■ Record excerpts ■

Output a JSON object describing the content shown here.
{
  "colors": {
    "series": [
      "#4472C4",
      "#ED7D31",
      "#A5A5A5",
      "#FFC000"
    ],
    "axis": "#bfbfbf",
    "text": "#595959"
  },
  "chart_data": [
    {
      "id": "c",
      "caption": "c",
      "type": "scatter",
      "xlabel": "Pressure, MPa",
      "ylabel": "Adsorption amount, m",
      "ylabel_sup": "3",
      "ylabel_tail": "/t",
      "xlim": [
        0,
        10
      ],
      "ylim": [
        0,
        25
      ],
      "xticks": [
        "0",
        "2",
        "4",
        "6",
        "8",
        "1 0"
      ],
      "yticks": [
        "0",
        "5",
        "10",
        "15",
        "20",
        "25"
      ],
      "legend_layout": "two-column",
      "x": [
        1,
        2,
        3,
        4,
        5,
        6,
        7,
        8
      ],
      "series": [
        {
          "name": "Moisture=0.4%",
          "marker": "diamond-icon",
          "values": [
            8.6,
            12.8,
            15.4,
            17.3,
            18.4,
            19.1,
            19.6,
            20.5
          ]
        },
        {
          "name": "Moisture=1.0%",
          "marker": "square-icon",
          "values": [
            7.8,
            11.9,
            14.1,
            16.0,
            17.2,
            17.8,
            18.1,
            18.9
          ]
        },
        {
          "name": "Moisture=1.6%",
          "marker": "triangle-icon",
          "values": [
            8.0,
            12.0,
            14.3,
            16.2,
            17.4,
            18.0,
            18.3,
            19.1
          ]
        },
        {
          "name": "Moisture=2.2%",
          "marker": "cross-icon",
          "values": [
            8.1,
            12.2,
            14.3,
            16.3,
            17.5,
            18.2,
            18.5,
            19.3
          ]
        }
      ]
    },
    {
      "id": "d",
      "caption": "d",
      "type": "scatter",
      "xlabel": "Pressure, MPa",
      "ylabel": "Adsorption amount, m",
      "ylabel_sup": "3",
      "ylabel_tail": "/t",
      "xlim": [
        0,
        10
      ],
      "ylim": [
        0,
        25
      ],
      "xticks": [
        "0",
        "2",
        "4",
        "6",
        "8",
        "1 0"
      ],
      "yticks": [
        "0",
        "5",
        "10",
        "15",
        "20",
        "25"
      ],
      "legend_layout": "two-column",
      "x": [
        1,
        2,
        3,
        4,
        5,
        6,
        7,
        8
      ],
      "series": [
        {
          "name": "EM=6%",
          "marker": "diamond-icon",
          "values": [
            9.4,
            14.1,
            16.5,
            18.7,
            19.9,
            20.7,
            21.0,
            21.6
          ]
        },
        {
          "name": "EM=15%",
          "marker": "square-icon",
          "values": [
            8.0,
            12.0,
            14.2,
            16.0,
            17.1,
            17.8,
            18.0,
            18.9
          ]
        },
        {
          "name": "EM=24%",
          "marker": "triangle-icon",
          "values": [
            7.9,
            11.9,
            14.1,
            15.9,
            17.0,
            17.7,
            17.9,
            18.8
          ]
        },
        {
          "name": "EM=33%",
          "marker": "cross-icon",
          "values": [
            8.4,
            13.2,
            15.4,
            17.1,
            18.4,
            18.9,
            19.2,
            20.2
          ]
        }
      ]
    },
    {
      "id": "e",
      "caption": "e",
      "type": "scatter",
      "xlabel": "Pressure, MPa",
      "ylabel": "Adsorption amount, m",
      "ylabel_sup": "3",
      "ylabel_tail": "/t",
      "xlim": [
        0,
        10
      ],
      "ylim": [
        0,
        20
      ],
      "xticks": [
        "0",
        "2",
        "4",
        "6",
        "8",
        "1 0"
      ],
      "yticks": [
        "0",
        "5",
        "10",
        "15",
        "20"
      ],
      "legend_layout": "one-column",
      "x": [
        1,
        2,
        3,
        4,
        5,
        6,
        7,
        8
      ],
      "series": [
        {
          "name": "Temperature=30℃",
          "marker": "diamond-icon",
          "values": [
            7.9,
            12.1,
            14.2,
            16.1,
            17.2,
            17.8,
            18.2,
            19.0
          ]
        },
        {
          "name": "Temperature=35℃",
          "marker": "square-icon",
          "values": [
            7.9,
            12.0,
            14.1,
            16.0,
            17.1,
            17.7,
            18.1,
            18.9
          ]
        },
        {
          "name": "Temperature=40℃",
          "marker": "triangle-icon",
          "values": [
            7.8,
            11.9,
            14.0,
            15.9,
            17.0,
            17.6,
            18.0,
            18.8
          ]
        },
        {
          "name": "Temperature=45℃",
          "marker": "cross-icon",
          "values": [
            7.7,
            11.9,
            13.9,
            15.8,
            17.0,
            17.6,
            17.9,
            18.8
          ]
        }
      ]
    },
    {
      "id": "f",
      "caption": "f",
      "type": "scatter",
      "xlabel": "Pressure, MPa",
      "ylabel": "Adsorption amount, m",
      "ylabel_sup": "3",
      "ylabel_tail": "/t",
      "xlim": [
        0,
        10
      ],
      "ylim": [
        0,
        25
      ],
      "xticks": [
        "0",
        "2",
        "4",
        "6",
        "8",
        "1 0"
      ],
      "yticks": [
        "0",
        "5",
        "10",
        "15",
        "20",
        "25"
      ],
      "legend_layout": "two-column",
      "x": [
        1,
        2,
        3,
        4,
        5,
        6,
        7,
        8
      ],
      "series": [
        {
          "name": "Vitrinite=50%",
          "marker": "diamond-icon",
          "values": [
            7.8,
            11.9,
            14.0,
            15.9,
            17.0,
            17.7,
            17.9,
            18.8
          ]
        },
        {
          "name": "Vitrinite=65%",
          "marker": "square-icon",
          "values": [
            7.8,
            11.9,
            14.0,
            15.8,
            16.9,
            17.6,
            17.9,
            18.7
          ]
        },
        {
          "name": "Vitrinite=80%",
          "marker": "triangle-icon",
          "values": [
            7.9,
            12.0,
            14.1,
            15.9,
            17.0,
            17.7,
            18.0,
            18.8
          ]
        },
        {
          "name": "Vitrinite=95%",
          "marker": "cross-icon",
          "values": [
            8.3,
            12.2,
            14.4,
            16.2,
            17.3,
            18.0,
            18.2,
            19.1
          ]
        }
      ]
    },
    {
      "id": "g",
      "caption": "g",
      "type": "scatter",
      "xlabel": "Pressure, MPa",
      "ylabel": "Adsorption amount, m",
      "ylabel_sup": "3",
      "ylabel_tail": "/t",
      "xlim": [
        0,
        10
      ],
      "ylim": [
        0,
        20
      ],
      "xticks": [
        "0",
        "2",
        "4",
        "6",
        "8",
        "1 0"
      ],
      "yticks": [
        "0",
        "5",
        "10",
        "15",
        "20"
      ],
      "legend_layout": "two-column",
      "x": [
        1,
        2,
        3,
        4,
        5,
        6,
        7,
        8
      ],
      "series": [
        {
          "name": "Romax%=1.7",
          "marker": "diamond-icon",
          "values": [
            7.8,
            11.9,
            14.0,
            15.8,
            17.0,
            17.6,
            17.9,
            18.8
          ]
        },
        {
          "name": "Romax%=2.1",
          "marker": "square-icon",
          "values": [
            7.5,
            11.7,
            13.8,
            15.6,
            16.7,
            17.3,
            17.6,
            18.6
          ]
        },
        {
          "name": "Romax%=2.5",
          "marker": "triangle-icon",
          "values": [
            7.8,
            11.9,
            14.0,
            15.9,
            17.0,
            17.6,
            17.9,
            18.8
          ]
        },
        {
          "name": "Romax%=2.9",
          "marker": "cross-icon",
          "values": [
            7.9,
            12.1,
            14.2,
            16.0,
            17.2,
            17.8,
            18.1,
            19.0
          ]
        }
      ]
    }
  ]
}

■ Your objective ■
Provide all the records again, word for word.

■ Final result ■
Output a JSON object describing the content shown here.
{
  "colors": {
    "series": [
      "#4472C4",
      "#ED7D31",
      "#A5A5A5",
      "#FFC000"
    ],
    "axis": "#bfbfbf",
    "text": "#595959"
  },
  "chart_data": [
    {
      "id": "c",
      "caption": "c",
      "type": "scatter",
      "xlabel": "Pressure, MPa",
      "ylabel": "Adsorption amount, m",
      "ylabel_sup": "3",
      "ylabel_tail": "/t",
      "xlim": [
        0,
        10
      ],
      "ylim": [
        0,
        25
      ],
      "xticks": [
        "0",
        "2",
        "4",
        "6",
        "8",
        "1 0"
      ],
      "yticks": [
        "0",
        "5",
        "10",
        "15",
        "20",
        "25"
      ],
      "legend_layout": "two-column",
      "x": [
        1,
        2,
        3,
        4,
        5,
        6,
        7,
        8
      ],
      "series": [
        {
          "name": "Moisture=0.4%",
          "marker": "diamond-icon",
          "values": [
            8.6,
            12.8,
            15.4,
            17.3,
            18.4,
            19.1,
            19.6,
            20.5
          ]
        },
        {
          "name": "Moisture=1.0%",
          "marker": "square-icon",
          "values": [
            7.8,
            11.9,
            14.1,
            16.0,
            17.2,
            17.8,
            18.1,
            18.9
          ]
        },
        {
          "name": "Moisture=1.6%",
          "marker": "triangle-icon",
          "values": [
            8.0,
            12.0,
            14.3,
            16.2,
            17.4,
            18.0,
            18.3,
            19.1
          ]
        },
        {
          "name": "Moisture=2.2%",
          "marker": "cross-icon",
          "values": [
            8.1,
            12.2,
            14.3,
            16.3,
            17.5,
            18.2,
            18.5,
            19.3
          ]
        }
      ]
    },
    {
      "id": "d",
      "caption": "d",
      "type": "scatter",
      "xlabel": "Pressure, MPa",
      "ylabel": "Adsorption amount, m",
      "ylabel_sup": "3",
      "ylabel_tail": "/t",
      "xlim": [
        0,
        10
      ],
      "ylim": [
        0,
        25
      ],
      "xticks": [
        "0",
        "2",
        "4",
        "6",
        "8",
        "1 0"
      ],
      "yticks": [
        "0",
        "5",
        "10",
        "15",
        "20",
        "25"
      ],
      "legend_layout": "two-column",
      "x": [
        1,
        2,
        3,
        4,
        5,
        6,
        7,
        8
      ],
      "series": [
        {
          "name": "EM=6%",
          "marker": "diamond-icon",
          "values": [
            9.4,
            14.1,
            16.5,
            18.7,
            19.9,
            20.7,
            21.0,
            21.6
          ]
        },
        {
          "name": "EM=15%",
          "marker": "square-icon",
          "values": [
            8.0,
            12.0,
            14.2,
            16.0,
            17.1,
            17.8,
            18.0,
            18.9
          ]
        },
        {
          "name": "EM=24%",
          "marker": "triangle-icon",
          "values": [
            7.9,
            11.9,
            14.1,
            15.9,
            17.0,
            17.7,
            17.9,
            18.8
          ]
        },
        {
          "name": "EM=33%",
          "marker": "cross-icon",
          "values": [
            8.4,
            13.2,
            15.4,
            17.1,
            18.4,
            18.9,
            19.2,
            20.2
          ]
        }
      ]
    },
    {
      "id": "e",
      "caption": "e",
      "type": "scatter",
      "xlabel": "Pressure, MPa",
      "ylabel": "Adsorption amount, m",
      "ylabel_sup": "3",
      "ylabel_tail": "/t",
      "xlim": [
        0,
        10
      ],
      "ylim": [
        0,
        20
      ],
      "xticks": [
        "0",
        "2",
        "4",
        "6",
        "8",
        "1 0"
      ],
      "yticks": [
        "0",
        "5",
        "10",
        "15",
        "20"
      ],
      "legend_layout": "one-column",
      "x": [
        1,
        2,
        3,
        4,
        5,
        6,
        7,
        8
      ],
      "series": [
        {
          "name": "Temperature=30℃",
          "marker": "diamond-icon",
          "values": [
            7.9,
            12.1,
            14.2,
            16.1,
            17.2,
            17.8,
            18.2,
            19.0
          ]
        },
        {
          "name": "Temperature=35℃",
          "marker": "square-icon",
          "values": [
            7.9,
            12.0,
            14.1,
            16.0,
            17.1,
            17.7,
            18.1,
            18.9
          ]
        },
        {
          "name": "Temperature=40℃",
          "marker": "triangle-icon",
          "values": [
            7.8,
            11.9,
            14.0,
            15.9,
            17.0,
            17.6,
            18.0,
            18.8
          ]
        },
        {
          "name": "Temperature=45℃",
          "marker": "cross-icon",
          "values": [
            7.7,
            11.9,
            13.9,
            15.8,
            17.0,
            17.6,
            17.9,
            18.8
          ]
        }
      ]
    },
    {
      "id": "f",
      "caption": "f",
      "type": "scatter",
      "xlabel": "Pressure, MPa",
      "ylabel": "Adsorption amount, m",
      "ylabel_sup": "3",
      "ylabel_tail": "/t",
      "xlim": [
        0,
        10
      ],
      "ylim": [
        0,
        25
      ],
      "xticks": [
        "0",
        "2",
        "4",
        "6",
        "8",
        "1 0"
      ],
      "yticks": [
        "0",
        "5",
        "10",
        "15",
        "20",
        "25"
      ],
      "legend_layout": "two-column",
      "x": [
        1,
        2,
        3,
        4,
        5,
        6,
        7,
        8
      ],
      "series": [
        {
          "name": "Vitrinite=50%",
          "marker": "diamond-icon",
          "values": [
            7.8,
            11.9,
            14.0,
            15.9,
            17.0,
            17.7,
            17.9,
            18.8
          ]
        },
        {
          "name": "Vitrinite=65%",
          "marker": "square-icon",
          "values": [
            7.8,
            11.9,
            14.0,
            15.8,
            16.9,
            17.6,
            17.9,
            18.7
          ]
        },
        {
          "name": "Vitrinite=80%",
          "marker": "triangle-icon",
          "values": [
            7.9,
            12.0,
            14.1,
            15.9,
            17.0,
            17.7,
            18.0,
            18.8
          ]
        },
        {
          "name": "Vitrinite=95%",
          "marker": "cross-icon",
          "values": [
            8.3,
            12.2,
            14.4,
            16.2,
            17.3,
            18.0,
            18.2,
            19.1
          ]
        }
      ]
    },
    {
      "id": "g",
      "caption": "g",
      "type": "scatter",
      "xlabel": "Pressure, MPa",
      "ylabel": "Adsorption amount, m",
      "ylabel_sup": "3",
      "ylabel_tail": "/t",
      "xlim": [
        0,
        10
      ],
      "ylim": [
        0,
        20
      ],
      "xticks": [
        "0",
        "2",
        "4",
        "6",
        "8",
        "1 0"
      ],
      "yticks": [
        "0",
        "5",
        "10",
        "15",
        "20"
      ],
      "legend_layout": "two-column",
      "x": [
        1,
        2,
        3,
        4,
        5,
        6,
        7,
        8
      ],
      "series": [
        {
          "name": "Romax%=1.7",
          "marker": "diamond-icon",
          "values": [
            7.8,
            11.9,
            14.0,
            15.8,
            17.0,
            17.6,
            17.9,
            18.8
          ]
        },
        {
          "name": "Romax%=2.1",
          "marker": "square-icon",
          "values": [
            7.5,
            11.7,
            13.8,
            15.6,
            16.7,
            17.3,
            17.6,
            18.6
          ]
        },
        {
          "name": "Romax%=2.5",
          "marker": "triangle-icon",
          "values": [
            7.8,
            11.9,
            14.0,
            15.9,
            17.0,
            17.6,
            17.9,
            18.8
          ]
        },
        {
          "name": "Romax%=2.9",
          "marker": "cross-icon",
          "values": [
            7.9,
            12.1,
            14.2,
            16.0,
            17.2,
            17.8,
            18.1,
            19.0
          ]
        }
      ]
    }
  ]
}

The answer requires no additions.